Geschichte: Der Meydan-e Naqsh-e Jahan »Abbild der Welt« im historischen Zentrum der Stadt Isfahan gehört mit fast neun Hektar Fläche zu den größten Plätzen der Welt.
Shah Abbas I. ließ im Zuge der Planung der Residenzstadt zwischen 1590 und 1595 etwa einen Kilometer südwestlich davon auf einem großen Freigelände zwischen dem alten Zentrum und dem Fluss Zayandeh Rud den Platz als neues Zentrum anlegen.
Er wurde gleichermaßen als Cour d'honneur, Marktplatz, Gerichtsort, Spielfeld _ Shah Abbas I. war ein leidenschaftlicher Polospieler _ und Festplatz geplant.
________________________________________
- **AUFGABENSTELLUNG**:
- a) Welche Fläche hat der Meydan-e Naqsh-e Jahan laut dem Lesetext?
- b) Schreiben Sie eine Fortsetzung des Lesetexts über den Meydan-e Naqsh-e Jahan, die an seinen letzten Satz anschließt.
________________________________________
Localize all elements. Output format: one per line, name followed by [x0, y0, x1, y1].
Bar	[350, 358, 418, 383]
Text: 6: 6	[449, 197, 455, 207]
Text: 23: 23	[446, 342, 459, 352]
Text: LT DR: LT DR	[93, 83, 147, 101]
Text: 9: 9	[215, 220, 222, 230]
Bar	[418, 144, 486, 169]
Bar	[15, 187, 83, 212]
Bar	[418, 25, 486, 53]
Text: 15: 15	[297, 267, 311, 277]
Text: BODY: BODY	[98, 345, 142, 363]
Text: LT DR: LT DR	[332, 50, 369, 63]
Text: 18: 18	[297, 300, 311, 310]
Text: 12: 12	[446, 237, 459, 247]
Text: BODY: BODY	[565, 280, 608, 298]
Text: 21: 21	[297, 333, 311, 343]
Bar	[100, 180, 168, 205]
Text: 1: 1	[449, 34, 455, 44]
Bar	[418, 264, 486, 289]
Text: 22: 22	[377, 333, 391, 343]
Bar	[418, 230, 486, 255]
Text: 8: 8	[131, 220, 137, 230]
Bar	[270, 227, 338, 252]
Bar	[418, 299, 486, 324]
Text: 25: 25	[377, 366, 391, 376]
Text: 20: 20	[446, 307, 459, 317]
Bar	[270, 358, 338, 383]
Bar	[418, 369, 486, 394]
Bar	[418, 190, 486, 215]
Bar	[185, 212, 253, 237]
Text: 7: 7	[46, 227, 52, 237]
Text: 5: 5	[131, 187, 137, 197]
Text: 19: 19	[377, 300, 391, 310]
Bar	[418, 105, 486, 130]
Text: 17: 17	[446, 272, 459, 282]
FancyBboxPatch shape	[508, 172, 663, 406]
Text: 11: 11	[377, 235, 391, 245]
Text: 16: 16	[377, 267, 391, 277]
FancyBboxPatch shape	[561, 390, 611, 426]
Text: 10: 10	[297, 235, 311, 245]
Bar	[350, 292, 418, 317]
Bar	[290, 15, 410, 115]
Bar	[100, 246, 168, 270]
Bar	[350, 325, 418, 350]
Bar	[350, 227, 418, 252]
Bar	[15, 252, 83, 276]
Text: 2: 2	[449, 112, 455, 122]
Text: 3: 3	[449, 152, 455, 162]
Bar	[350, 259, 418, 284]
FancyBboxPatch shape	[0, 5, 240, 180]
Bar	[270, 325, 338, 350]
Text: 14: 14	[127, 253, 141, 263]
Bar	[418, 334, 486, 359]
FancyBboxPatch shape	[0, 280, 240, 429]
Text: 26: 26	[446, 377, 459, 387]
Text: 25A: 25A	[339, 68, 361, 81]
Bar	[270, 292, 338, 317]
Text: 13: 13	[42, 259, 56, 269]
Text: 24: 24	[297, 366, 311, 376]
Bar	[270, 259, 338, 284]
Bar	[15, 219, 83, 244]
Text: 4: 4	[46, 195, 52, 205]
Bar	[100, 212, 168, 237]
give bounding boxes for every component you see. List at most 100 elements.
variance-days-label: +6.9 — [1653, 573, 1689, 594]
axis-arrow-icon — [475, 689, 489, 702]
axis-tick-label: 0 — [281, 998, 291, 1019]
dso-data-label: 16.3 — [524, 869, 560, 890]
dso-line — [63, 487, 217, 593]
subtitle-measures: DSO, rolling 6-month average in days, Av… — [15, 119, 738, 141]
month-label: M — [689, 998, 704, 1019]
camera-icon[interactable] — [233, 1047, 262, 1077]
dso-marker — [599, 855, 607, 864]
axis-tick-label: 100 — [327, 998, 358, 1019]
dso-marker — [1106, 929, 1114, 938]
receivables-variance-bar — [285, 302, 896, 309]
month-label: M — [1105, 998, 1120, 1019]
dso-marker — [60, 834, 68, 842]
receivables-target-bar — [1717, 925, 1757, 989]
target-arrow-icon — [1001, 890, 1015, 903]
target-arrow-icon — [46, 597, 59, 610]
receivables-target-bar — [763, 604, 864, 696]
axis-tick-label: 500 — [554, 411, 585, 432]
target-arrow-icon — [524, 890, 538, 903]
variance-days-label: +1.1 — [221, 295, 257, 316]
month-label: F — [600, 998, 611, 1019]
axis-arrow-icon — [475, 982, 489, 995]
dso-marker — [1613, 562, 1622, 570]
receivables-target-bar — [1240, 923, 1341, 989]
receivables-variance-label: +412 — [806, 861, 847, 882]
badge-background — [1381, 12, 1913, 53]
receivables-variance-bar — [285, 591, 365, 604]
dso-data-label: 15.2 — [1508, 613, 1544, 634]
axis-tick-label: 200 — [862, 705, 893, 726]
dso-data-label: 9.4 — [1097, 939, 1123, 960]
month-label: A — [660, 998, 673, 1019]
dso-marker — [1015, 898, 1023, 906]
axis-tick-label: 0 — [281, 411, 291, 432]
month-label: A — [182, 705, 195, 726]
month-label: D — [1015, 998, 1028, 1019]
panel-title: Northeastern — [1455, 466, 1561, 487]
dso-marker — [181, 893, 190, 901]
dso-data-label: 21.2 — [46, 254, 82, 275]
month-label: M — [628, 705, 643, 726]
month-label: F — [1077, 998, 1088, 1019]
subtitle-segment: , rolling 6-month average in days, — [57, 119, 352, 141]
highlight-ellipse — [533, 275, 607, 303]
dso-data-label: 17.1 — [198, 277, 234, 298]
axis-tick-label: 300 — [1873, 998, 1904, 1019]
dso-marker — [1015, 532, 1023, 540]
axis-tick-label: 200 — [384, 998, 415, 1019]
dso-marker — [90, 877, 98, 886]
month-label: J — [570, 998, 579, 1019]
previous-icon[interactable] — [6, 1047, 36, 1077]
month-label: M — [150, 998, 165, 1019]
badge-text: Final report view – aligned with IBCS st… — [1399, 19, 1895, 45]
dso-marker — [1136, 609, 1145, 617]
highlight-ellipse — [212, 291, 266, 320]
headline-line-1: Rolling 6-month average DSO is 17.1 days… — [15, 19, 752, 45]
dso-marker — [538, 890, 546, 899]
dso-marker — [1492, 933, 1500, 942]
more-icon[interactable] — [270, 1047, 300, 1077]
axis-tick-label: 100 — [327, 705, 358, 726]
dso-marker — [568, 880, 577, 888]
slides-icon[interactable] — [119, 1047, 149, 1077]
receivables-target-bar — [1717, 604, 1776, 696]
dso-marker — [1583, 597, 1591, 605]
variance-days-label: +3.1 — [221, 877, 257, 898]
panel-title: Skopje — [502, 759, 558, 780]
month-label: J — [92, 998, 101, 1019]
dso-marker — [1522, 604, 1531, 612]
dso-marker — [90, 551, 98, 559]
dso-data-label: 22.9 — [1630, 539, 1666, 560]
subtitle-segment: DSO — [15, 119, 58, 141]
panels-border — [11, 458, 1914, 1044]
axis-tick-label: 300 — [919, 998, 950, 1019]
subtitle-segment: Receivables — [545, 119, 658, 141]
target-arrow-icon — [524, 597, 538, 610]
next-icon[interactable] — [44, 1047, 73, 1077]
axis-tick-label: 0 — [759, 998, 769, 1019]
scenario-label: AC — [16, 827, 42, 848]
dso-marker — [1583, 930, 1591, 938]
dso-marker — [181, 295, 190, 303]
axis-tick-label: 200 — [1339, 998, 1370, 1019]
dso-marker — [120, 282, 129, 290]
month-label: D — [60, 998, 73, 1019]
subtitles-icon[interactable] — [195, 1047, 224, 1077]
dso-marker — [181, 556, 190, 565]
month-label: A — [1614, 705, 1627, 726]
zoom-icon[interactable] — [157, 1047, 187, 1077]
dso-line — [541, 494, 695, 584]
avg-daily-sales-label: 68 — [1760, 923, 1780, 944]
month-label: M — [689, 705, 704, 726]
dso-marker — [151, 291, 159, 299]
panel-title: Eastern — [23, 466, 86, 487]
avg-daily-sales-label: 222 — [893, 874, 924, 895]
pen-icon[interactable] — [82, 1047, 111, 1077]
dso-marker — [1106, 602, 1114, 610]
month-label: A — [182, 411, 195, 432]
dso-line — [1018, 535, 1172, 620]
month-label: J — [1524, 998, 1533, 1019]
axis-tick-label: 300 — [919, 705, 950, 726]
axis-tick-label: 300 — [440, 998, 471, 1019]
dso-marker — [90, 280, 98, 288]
________________________________________
- **LÖSUNGEN**:
- a) Fast neun Hektar.

- b)
Nach den ehrgeizigen Zielen des Shah Abbas sollte Isfahan nicht nur zur prächtigsten, sondern auch reichsten Stadt des Orients werden mit einem rational durchgeplanten urbanen Handelszentrum, in dem jedes Handwerk seinen Bereich erhalten und Handel und Gewerbe durch die Gewährleistung von Sicherheit und einer großzügigen Infrastruktur unterstützt werden sollten.
(Architekturführer-Iran,Teheran/Isfahan/Shiraz, Thomas Meyer-Wieser)
Mögliche Szenario: Das Zukunftsbild von diesem Ort in 2050 sehe ich im Sinne von Baukörper fast genauso wie gegenwärtige Situation. Der Platz wird heute mit die Reihe von Gewerben am Rand als Marktplatz und Begegnungsort bezeichnet, trotzdem hat er das Potenzial zahlreiche Funktionen zu haben. Deshalb wird er 2050 meiner Meinung nach als analoge Gegenwelten gekennzeichnet. Er kann ein Spielfeld, Erholungsraum, Energieversorgungsort, Festplatz usw. sein, während die Gewerbe für Werkstatt, kleine Handlungen und Bildung geeignet sein können.